Copy every line of the listing below without changing anything.

Element location data =>
•••

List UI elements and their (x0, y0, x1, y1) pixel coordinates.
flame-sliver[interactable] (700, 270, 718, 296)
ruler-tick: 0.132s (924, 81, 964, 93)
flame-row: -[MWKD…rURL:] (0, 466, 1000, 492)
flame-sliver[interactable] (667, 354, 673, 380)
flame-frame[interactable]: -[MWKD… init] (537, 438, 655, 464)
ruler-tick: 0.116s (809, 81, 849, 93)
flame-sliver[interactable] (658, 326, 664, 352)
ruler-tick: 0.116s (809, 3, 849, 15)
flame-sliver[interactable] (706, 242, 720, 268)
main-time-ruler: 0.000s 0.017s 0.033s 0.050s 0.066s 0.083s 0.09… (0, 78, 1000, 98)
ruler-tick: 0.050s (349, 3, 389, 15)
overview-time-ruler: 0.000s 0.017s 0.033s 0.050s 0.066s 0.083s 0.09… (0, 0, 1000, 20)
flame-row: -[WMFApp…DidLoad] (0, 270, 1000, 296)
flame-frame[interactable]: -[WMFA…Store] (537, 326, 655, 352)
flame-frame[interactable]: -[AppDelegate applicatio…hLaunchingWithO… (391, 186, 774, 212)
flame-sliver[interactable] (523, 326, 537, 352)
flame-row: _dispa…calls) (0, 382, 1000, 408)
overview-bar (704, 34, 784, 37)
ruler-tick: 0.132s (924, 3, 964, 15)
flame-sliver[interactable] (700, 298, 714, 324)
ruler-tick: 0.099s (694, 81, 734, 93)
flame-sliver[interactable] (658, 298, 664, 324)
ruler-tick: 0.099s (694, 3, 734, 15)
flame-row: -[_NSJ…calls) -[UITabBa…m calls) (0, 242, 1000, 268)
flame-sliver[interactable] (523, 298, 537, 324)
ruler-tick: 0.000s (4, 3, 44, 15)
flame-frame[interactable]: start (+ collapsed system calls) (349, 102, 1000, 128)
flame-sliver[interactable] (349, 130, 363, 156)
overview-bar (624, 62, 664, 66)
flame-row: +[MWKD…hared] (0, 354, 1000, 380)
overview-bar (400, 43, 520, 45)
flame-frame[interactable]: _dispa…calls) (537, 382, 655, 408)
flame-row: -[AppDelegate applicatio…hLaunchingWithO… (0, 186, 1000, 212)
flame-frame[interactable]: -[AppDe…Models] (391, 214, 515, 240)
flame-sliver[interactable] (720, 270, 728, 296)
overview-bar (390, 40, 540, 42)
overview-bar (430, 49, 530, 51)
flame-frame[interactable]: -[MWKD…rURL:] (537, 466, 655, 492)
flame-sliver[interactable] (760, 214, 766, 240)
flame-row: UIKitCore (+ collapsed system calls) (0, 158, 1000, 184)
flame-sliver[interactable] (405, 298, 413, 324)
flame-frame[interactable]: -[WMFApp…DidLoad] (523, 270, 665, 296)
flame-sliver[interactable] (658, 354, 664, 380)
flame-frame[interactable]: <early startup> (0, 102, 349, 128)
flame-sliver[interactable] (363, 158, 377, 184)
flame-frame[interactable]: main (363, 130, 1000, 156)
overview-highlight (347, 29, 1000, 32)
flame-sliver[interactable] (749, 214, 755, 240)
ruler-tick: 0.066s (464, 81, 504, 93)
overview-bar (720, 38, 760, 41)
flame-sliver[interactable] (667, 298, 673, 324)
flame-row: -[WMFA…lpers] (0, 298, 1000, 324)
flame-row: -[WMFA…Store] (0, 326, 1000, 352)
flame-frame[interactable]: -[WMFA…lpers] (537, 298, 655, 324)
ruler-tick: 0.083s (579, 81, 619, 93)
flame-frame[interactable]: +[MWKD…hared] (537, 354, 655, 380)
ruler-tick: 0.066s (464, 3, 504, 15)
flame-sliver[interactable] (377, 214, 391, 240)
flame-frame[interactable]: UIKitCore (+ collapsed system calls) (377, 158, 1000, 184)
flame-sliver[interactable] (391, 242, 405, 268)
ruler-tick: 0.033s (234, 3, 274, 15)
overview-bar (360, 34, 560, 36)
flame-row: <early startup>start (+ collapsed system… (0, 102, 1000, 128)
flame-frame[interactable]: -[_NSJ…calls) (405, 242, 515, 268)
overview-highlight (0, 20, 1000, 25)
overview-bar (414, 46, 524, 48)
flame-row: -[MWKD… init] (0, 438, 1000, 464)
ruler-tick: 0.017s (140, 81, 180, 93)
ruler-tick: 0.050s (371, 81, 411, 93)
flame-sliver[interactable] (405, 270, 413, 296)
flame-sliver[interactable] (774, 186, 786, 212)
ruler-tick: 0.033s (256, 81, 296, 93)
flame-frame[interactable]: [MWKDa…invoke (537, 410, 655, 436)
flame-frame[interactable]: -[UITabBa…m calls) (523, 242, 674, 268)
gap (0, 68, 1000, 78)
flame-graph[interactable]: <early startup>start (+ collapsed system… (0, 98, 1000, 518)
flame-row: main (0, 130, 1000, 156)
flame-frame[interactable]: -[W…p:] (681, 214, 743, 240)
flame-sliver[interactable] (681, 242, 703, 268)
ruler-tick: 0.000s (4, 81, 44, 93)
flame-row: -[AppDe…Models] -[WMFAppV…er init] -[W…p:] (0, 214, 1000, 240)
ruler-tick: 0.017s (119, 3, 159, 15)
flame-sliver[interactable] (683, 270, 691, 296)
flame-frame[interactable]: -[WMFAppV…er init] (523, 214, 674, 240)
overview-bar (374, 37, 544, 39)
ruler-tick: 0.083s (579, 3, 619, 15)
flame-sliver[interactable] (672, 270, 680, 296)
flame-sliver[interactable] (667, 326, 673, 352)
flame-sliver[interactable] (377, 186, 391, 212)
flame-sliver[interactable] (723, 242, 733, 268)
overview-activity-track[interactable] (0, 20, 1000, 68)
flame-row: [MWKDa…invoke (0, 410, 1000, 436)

•••

Response to the exercise =>
List UI elements and their (x0, y0, x1, y1) pixel coordinates.
flame-sliver[interactable] (700, 270, 718, 296)
ruler-tick: 0.132s (924, 81, 964, 93)
flame-row: -[MWKD…rURL:] (0, 466, 1000, 492)
flame-sliver[interactable] (667, 354, 673, 380)
flame-frame[interactable]: -[MWKD… init] (537, 438, 655, 464)
ruler-tick: 0.116s (809, 81, 849, 93)
flame-sliver[interactable] (658, 326, 664, 352)
ruler-tick: 0.116s (809, 3, 849, 15)
flame-sliver[interactable] (706, 242, 720, 268)
main-time-ruler: 0.000s 0.017s 0.033s 0.050s 0.066s 0.083s 0.09… (0, 78, 1000, 98)
ruler-tick: 0.050s (349, 3, 389, 15)
overview-time-ruler: 0.000s 0.017s 0.033s 0.050s 0.066s 0.083s 0.09… (0, 0, 1000, 20)
flame-row: -[WMFApp…DidLoad] (0, 270, 1000, 296)
flame-frame[interactable]: -[WMFA…Store] (537, 326, 655, 352)
flame-frame[interactable]: -[AppDelegate applicatio…hLaunchingWithO… (391, 186, 774, 212)
flame-sliver[interactable] (523, 326, 537, 352)
flame-row: _dispa…calls) (0, 382, 1000, 408)
overview-bar (704, 34, 784, 37)
ruler-tick: 0.132s (924, 3, 964, 15)
flame-sliver[interactable] (700, 298, 714, 324)
ruler-tick: 0.099s (694, 81, 734, 93)
flame-sliver[interactable] (658, 298, 664, 324)
ruler-tick: 0.099s (694, 3, 734, 15)
flame-row: -[_NSJ…calls) -[UITabBa…m calls) (0, 242, 1000, 268)
flame-sliver[interactable] (523, 298, 537, 324)
ruler-tick: 0.000s (4, 3, 44, 15)
flame-frame[interactable]: start (+ collapsed system calls) (349, 102, 1000, 128)
flame-sliver[interactable] (349, 130, 363, 156)
overview-bar (624, 62, 664, 66)
flame-row: +[MWKD…hared] (0, 354, 1000, 380)
overview-bar (400, 43, 520, 45)
flame-frame[interactable]: _dispa…calls) (537, 382, 655, 408)
flame-row: -[AppDelegate applicatio…hLaunchingWithO… (0, 186, 1000, 212)
flame-frame[interactable]: -[AppDe…Models] (391, 214, 515, 240)
flame-sliver[interactable] (720, 270, 728, 296)
overview-bar (390, 40, 540, 42)
overview-bar (430, 49, 530, 51)
flame-frame[interactable]: -[MWKD…rURL:] (537, 466, 655, 492)
flame-sliver[interactable] (760, 214, 766, 240)
flame-row: UIKitCore (+ collapsed system calls) (0, 158, 1000, 184)
flame-sliver[interactable] (405, 298, 413, 324)
flame-frame[interactable]: -[WMFApp…DidLoad] (523, 270, 665, 296)
flame-sliver[interactable] (658, 354, 664, 380)
flame-frame[interactable]: <early startup> (0, 102, 349, 128)
flame-sliver[interactable] (363, 158, 377, 184)
flame-frame[interactable]: main (363, 130, 1000, 156)
overview-highlight (347, 29, 1000, 32)
flame-sliver[interactable] (749, 214, 755, 240)
ruler-tick: 0.066s (464, 81, 504, 93)
overview-bar (720, 38, 760, 41)
flame-sliver[interactable] (667, 298, 673, 324)
flame-row: -[WMFA…lpers] (0, 298, 1000, 324)
flame-row: -[WMFA…Store] (0, 326, 1000, 352)
flame-frame[interactable]: -[WMFA…lpers] (537, 298, 655, 324)
ruler-tick: 0.083s (579, 81, 619, 93)
flame-frame[interactable]: +[MWKD…hared] (537, 354, 655, 380)
ruler-tick: 0.066s (464, 3, 504, 15)
flame-sliver[interactable] (377, 214, 391, 240)
flame-frame[interactable]: UIKitCore (+ collapsed system calls) (377, 158, 1000, 184)
flame-sliver[interactable] (391, 242, 405, 268)
ruler-tick: 0.033s (234, 3, 274, 15)
overview-bar (360, 34, 560, 36)
flame-row: <early startup>start (+ collapsed system… (0, 102, 1000, 128)
flame-frame[interactable]: -[_NSJ…calls) (405, 242, 515, 268)
overview-highlight (0, 20, 1000, 25)
overview-bar (414, 46, 524, 48)
flame-row: -[MWKD… init] (0, 438, 1000, 464)
ruler-tick: 0.017s (140, 81, 180, 93)
ruler-tick: 0.050s (371, 81, 411, 93)
flame-sliver[interactable] (405, 270, 413, 296)
flame-sliver[interactable] (774, 186, 786, 212)
ruler-tick: 0.033s (256, 81, 296, 93)
flame-frame[interactable]: [MWKDa…invoke (537, 410, 655, 436)
flame-frame[interactable]: -[UITabBa…m calls) (523, 242, 674, 268)
gap (0, 68, 1000, 78)
flame-graph[interactable]: <early startup>start (+ collapsed system… (0, 98, 1000, 518)
flame-row: main (0, 130, 1000, 156)
flame-frame[interactable]: -[W…p:] (681, 214, 743, 240)
flame-sliver[interactable] (681, 242, 703, 268)
ruler-tick: 0.000s (4, 81, 44, 93)
flame-row: -[AppDe…Models] -[WMFAppV…er init] -[W…p:] (0, 214, 1000, 240)
ruler-tick: 0.017s (119, 3, 159, 15)
flame-sliver[interactable] (683, 270, 691, 296)
flame-frame[interactable]: -[WMFAppV…er init] (523, 214, 674, 240)
overview-bar (374, 37, 544, 39)
ruler-tick: 0.083s (579, 3, 619, 15)
flame-sliver[interactable] (672, 270, 680, 296)
flame-sliver[interactable] (667, 326, 673, 352)
flame-sliver[interactable] (377, 186, 391, 212)
flame-sliver[interactable] (723, 242, 733, 268)
overview-activity-track[interactable] (0, 20, 1000, 68)
flame-row: [MWKDa…invoke (0, 410, 1000, 436)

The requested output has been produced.